BEGIN Items

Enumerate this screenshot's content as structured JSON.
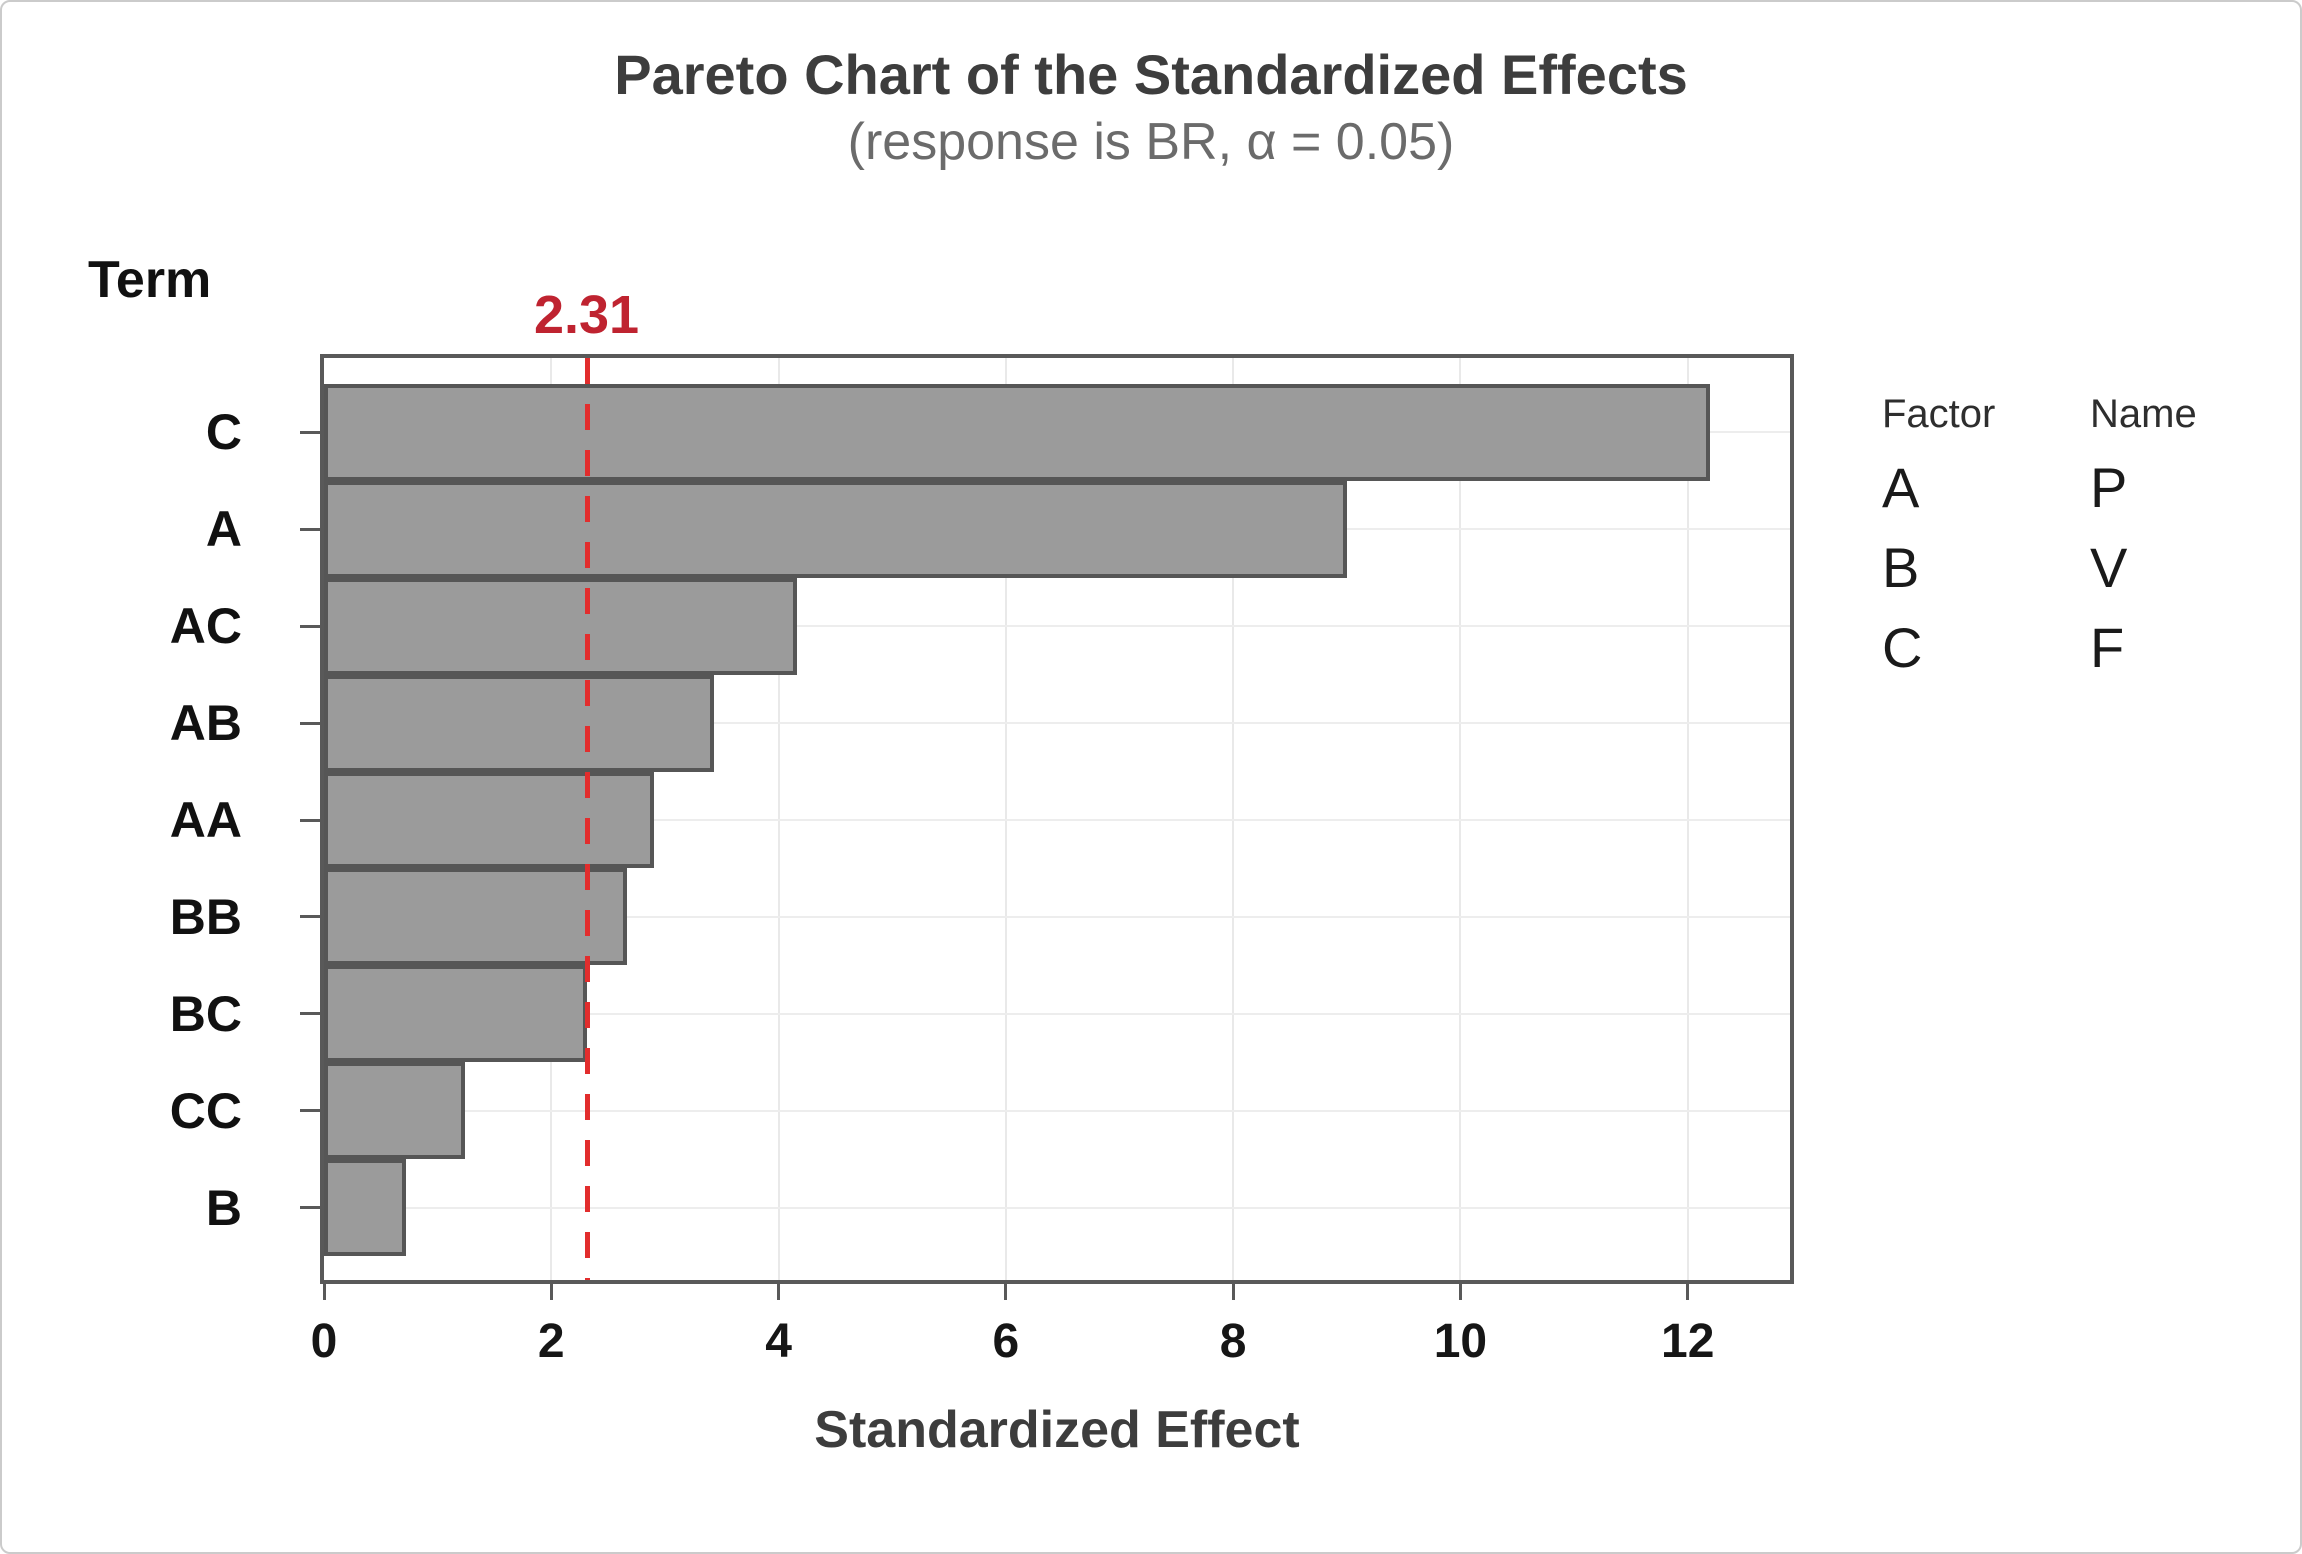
{
  "title": "Pareto Chart of the Standardized Effects",
  "subtitle": "(response is BR, α = 0.05)",
  "term_axis_header": "Term",
  "x_axis_title": "Standardized Effect",
  "reference_line": {
    "value": 2.31,
    "label": "2.31",
    "color": "#e22d2d",
    "label_color": "#bf2330"
  },
  "legend": {
    "headers": [
      "Factor",
      "Name"
    ],
    "rows": [
      {
        "factor": "A",
        "name": "P"
      },
      {
        "factor": "B",
        "name": "V"
      },
      {
        "factor": "C",
        "name": "F"
      }
    ]
  },
  "chart_data": {
    "type": "bar",
    "orientation": "horizontal",
    "title": "Pareto Chart of the Standardized Effects",
    "subtitle": "(response is BR, α = 0.05)",
    "response": "BR",
    "alpha": 0.05,
    "xlabel": "Standardized Effect",
    "ylabel": "Term",
    "categories": [
      "C",
      "A",
      "AC",
      "AB",
      "AA",
      "BB",
      "BC",
      "CC",
      "B"
    ],
    "values": [
      12.2,
      9.0,
      4.16,
      3.43,
      2.9,
      2.67,
      2.31,
      1.24,
      0.72
    ],
    "reference_value": 2.31,
    "xlim": [
      0,
      12.9
    ],
    "xticks": [
      0,
      2,
      4,
      6,
      8,
      10,
      12
    ],
    "grid": true,
    "legend_position": "right",
    "bar_color": "#9b9b9b",
    "bar_border_color": "#565656",
    "frame_color": "#595959",
    "gridline_color": "#e9e9e9"
  }
}
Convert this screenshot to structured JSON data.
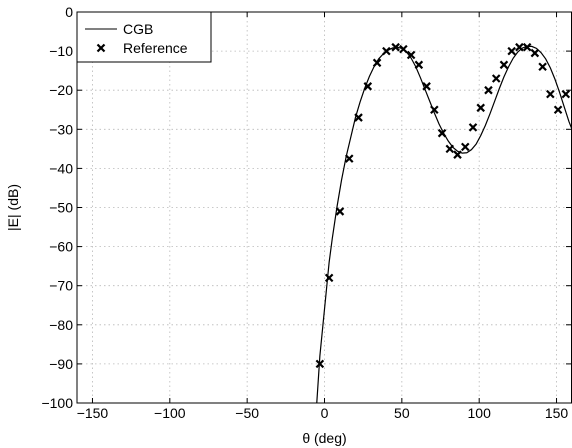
{
  "chart_data": {
    "type": "line",
    "xlabel": "θ (deg)",
    "ylabel": "|E| (dB)",
    "xlim": [
      -160,
      160
    ],
    "ylim": [
      -100,
      0
    ],
    "xticks": [
      -150,
      -100,
      -50,
      0,
      50,
      100,
      150
    ],
    "yticks": [
      0,
      -10,
      -20,
      -30,
      -40,
      -50,
      -60,
      -70,
      -80,
      -90,
      -100
    ],
    "grid": true,
    "legend_position": "top-left",
    "series": [
      {
        "name": "CGB",
        "style": "solid-line",
        "color": "#000000",
        "x": [
          -5,
          -3,
          -1,
          1,
          3,
          5,
          8,
          11,
          14,
          17,
          20,
          23,
          26,
          29,
          32,
          35,
          38,
          41,
          44,
          47,
          50,
          53,
          56,
          59,
          62,
          65,
          68,
          71,
          74,
          77,
          80,
          83,
          86,
          89,
          92,
          95,
          98,
          101,
          104,
          107,
          110,
          113,
          116,
          119,
          122,
          125,
          128,
          131,
          134,
          137,
          140,
          143,
          146,
          149,
          152,
          155,
          158,
          160
        ],
        "y": [
          -100,
          -88,
          -80,
          -72,
          -64,
          -58,
          -50,
          -43,
          -37,
          -32,
          -27,
          -23,
          -19.5,
          -16.5,
          -14,
          -12,
          -10.7,
          -9.8,
          -9.2,
          -9,
          -9.3,
          -10.2,
          -11.8,
          -14,
          -16.8,
          -19.8,
          -22.8,
          -25.8,
          -28.6,
          -31,
          -33,
          -34.6,
          -35.6,
          -36.1,
          -36,
          -35.2,
          -33.8,
          -31.6,
          -29,
          -26,
          -22.8,
          -19.6,
          -16.6,
          -14,
          -11.8,
          -10.2,
          -9.2,
          -8.8,
          -8.8,
          -9.3,
          -10.4,
          -12,
          -14.3,
          -17.2,
          -20.6,
          -24.3,
          -28,
          -30
        ]
      },
      {
        "name": "Reference",
        "style": "x-marker",
        "color": "#000000",
        "x": [
          -3,
          3,
          10,
          16,
          22,
          28,
          34,
          40,
          46,
          51,
          56,
          61,
          66,
          71,
          76,
          81,
          86,
          91,
          96,
          101,
          106,
          111,
          116,
          121,
          126,
          131,
          136,
          141,
          146,
          151,
          156
        ],
        "y": [
          -90,
          -68,
          -51,
          -37.5,
          -27,
          -19,
          -13,
          -10,
          -9,
          -9.5,
          -11,
          -13.5,
          -19,
          -25,
          -31,
          -35,
          -36.5,
          -34.5,
          -29.5,
          -24.5,
          -20,
          -17,
          -13.5,
          -10,
          -9,
          -9,
          -10.5,
          -14,
          -21,
          -25,
          -21
        ]
      }
    ]
  }
}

END Items

Exercise:
Work out how many lines of the listing above include the word "screenshot". Reply with nothing but the count.

Result:
2